> Stored records:
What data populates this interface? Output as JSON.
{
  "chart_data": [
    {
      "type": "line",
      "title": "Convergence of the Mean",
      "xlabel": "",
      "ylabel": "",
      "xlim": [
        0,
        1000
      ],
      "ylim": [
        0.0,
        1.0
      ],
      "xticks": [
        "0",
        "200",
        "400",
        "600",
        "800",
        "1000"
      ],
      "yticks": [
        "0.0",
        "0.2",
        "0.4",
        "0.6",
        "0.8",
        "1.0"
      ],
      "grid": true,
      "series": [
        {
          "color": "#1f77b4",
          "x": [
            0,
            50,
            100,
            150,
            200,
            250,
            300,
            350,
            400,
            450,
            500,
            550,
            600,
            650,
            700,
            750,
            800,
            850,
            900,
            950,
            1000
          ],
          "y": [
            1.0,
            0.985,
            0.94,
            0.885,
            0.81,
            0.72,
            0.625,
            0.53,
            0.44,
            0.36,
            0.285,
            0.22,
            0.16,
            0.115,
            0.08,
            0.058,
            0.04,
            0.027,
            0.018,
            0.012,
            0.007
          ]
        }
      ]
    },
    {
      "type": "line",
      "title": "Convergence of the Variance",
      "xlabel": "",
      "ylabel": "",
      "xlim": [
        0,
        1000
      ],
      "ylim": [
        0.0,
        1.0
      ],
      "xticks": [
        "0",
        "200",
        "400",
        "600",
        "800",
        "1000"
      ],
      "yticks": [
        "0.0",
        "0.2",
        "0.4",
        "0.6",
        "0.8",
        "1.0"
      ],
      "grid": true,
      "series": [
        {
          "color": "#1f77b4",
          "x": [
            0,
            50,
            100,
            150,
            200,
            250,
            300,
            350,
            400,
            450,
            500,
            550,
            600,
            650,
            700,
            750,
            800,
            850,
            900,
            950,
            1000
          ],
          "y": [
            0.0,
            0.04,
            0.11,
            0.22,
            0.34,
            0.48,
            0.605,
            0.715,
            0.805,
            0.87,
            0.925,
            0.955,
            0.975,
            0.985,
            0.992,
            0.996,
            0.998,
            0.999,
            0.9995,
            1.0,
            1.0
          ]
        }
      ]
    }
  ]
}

> Instructions for the task:
Copy out all of the records shown above exactly.

> Task answer:
What data populates this interface? Output as JSON.
{
  "chart_data": [
    {
      "type": "line",
      "title": "Convergence of the Mean",
      "xlabel": "",
      "ylabel": "",
      "xlim": [
        0,
        1000
      ],
      "ylim": [
        0.0,
        1.0
      ],
      "xticks": [
        "0",
        "200",
        "400",
        "600",
        "800",
        "1000"
      ],
      "yticks": [
        "0.0",
        "0.2",
        "0.4",
        "0.6",
        "0.8",
        "1.0"
      ],
      "grid": true,
      "series": [
        {
          "color": "#1f77b4",
          "x": [
            0,
            50,
            100,
            150,
            200,
            250,
            300,
            350,
            400,
            450,
            500,
            550,
            600,
            650,
            700,
            750,
            800,
            850,
            900,
            950,
            1000
          ],
          "y": [
            1.0,
            0.985,
            0.94,
            0.885,
            0.81,
            0.72,
            0.625,
            0.53,
            0.44,
            0.36,
            0.285,
            0.22,
            0.16,
            0.115,
            0.08,
            0.058,
            0.04,
            0.027,
            0.018,
            0.012,
            0.007
          ]
        }
      ]
    },
    {
      "type": "line",
      "title": "Convergence of the Variance",
      "xlabel": "",
      "ylabel": "",
      "xlim": [
        0,
        1000
      ],
      "ylim": [
        0.0,
        1.0
      ],
      "xticks": [
        "0",
        "200",
        "400",
        "600",
        "800",
        "1000"
      ],
      "yticks": [
        "0.0",
        "0.2",
        "0.4",
        "0.6",
        "0.8",
        "1.0"
      ],
      "grid": true,
      "series": [
        {
          "color": "#1f77b4",
          "x": [
            0,
            50,
            100,
            150,
            200,
            250,
            300,
            350,
            400,
            450,
            500,
            550,
            600,
            650,
            700,
            750,
            800,
            850,
            900,
            950,
            1000
          ],
          "y": [
            0.0,
            0.04,
            0.11,
            0.22,
            0.34,
            0.48,
            0.605,
            0.715,
            0.805,
            0.87,
            0.925,
            0.955,
            0.975,
            0.985,
            0.992,
            0.996,
            0.998,
            0.999,
            0.9995,
            1.0,
            1.0
          ]
        }
      ]
    }
  ]
}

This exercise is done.